=== Work instructions ===
All of the records below should be output exactly.

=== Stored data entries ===
* * * * * * * * *

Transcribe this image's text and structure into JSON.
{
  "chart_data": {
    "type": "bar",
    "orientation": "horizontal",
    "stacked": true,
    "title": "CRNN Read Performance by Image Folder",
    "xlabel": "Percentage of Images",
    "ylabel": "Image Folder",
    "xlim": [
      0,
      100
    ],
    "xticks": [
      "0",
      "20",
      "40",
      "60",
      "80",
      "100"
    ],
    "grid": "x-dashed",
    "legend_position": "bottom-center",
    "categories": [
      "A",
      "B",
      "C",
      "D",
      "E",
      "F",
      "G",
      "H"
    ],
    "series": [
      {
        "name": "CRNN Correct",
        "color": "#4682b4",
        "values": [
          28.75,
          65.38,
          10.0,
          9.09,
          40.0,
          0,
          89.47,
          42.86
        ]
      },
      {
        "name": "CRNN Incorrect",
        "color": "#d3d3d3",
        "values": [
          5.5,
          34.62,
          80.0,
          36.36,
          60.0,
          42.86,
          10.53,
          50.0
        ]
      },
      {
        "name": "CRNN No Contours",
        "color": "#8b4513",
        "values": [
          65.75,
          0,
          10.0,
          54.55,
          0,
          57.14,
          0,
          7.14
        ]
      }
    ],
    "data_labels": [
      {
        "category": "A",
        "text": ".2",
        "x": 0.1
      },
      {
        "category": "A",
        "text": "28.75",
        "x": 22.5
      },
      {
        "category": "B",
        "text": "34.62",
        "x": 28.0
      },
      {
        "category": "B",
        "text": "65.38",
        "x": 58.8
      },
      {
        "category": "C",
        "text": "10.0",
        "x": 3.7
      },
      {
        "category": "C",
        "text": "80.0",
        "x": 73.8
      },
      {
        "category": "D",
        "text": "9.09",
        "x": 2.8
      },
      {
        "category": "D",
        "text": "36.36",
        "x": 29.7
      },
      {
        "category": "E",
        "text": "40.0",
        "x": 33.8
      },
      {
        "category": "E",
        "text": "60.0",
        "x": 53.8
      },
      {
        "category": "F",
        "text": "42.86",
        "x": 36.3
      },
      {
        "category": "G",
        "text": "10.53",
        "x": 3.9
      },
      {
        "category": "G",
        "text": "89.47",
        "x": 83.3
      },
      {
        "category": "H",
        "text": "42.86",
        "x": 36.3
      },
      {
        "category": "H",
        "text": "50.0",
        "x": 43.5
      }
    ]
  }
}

* * * * * * * * *

=== Problem solution ===
Transcribe this image's text and structure into JSON.
{
  "chart_data": {
    "type": "bar",
    "orientation": "horizontal",
    "stacked": true,
    "title": "CRNN Read Performance by Image Folder",
    "xlabel": "Percentage of Images",
    "ylabel": "Image Folder",
    "xlim": [
      0,
      100
    ],
    "xticks": [
      "0",
      "20",
      "40",
      "60",
      "80",
      "100"
    ],
    "grid": "x-dashed",
    "legend_position": "bottom-center",
    "categories": [
      "A",
      "B",
      "C",
      "D",
      "E",
      "F",
      "G",
      "H"
    ],
    "series": [
      {
        "name": "CRNN Correct",
        "color": "#4682b4",
        "values": [
          28.75,
          65.38,
          10.0,
          9.09,
          40.0,
          0,
          89.47,
          42.86
        ]
      },
      {
        "name": "CRNN Incorrect",
        "color": "#d3d3d3",
        "values": [
          5.5,
          34.62,
          80.0,
          36.36,
          60.0,
          42.86,
          10.53,
          50.0
        ]
      },
      {
        "name": "CRNN No Contours",
        "color": "#8b4513",
        "values": [
          65.75,
          0,
          10.0,
          54.55,
          0,
          57.14,
          0,
          7.14
        ]
      }
    ],
    "data_labels": [
      {
        "category": "A",
        "text": ".2",
        "x": 0.1
      },
      {
        "category": "A",
        "text": "28.75",
        "x": 22.5
      },
      {
        "category": "B",
        "text": "34.62",
        "x": 28.0
      },
      {
        "category": "B",
        "text": "65.38",
        "x": 58.8
      },
      {
        "category": "C",
        "text": "10.0",
        "x": 3.7
      },
      {
        "category": "C",
        "text": "80.0",
        "x": 73.8
      },
      {
        "category": "D",
        "text": "9.09",
        "x": 2.8
      },
      {
        "category": "D",
        "text": "36.36",
        "x": 29.7
      },
      {
        "category": "E",
        "text": "40.0",
        "x": 33.8
      },
      {
        "category": "E",
        "text": "60.0",
        "x": 53.8
      },
      {
        "category": "F",
        "text": "42.86",
        "x": 36.3
      },
      {
        "category": "G",
        "text": "10.53",
        "x": 3.9
      },
      {
        "category": "G",
        "text": "89.47",
        "x": 83.3
      },
      {
        "category": "H",
        "text": "42.86",
        "x": 36.3
      },
      {
        "category": "H",
        "text": "50.0",
        "x": 43.5
      }
    ]
  }
}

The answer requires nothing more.